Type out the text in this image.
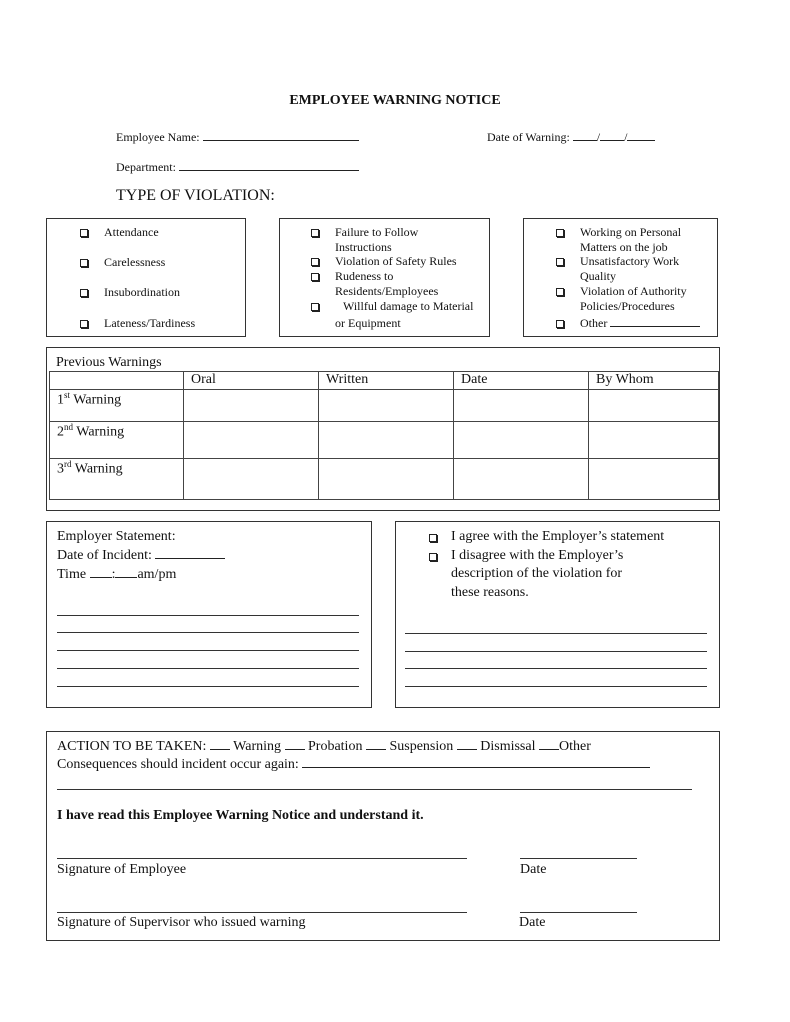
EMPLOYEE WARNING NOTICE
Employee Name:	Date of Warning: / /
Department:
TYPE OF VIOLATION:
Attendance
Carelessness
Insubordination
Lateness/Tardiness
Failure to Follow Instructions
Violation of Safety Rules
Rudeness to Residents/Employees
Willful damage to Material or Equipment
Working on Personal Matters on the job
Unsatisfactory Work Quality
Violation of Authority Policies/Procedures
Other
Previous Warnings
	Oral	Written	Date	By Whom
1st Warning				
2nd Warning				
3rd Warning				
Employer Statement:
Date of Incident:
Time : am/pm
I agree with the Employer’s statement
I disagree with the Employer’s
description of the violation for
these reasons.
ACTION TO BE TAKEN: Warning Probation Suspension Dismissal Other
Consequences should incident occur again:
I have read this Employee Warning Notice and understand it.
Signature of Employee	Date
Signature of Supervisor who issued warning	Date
......
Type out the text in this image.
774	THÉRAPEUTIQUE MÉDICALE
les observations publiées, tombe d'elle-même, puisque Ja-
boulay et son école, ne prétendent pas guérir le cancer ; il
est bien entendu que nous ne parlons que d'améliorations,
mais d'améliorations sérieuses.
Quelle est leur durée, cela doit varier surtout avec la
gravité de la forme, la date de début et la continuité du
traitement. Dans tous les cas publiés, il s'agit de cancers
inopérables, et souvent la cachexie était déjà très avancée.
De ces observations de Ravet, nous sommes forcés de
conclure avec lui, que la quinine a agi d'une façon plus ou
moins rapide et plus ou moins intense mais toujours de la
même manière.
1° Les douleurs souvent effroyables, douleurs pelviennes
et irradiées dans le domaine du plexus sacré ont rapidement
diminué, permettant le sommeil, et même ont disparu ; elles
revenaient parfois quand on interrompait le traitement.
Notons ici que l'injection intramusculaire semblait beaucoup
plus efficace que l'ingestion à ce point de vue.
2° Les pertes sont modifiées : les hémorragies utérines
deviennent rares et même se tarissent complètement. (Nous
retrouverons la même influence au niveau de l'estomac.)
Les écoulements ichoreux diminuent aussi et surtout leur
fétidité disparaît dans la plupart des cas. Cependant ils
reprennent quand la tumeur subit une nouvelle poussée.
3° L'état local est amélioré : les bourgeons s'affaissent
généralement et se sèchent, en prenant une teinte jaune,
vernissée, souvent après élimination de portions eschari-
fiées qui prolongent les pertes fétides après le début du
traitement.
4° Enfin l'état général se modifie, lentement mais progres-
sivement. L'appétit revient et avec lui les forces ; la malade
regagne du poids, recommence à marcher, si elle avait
......
## Exercise directions
Look through the listing and extract every line with "après" in it.

## Problem solution
vernissée, souvent après élimination de portions eschari-
fiées qui prolongent les pertes fétides après le début du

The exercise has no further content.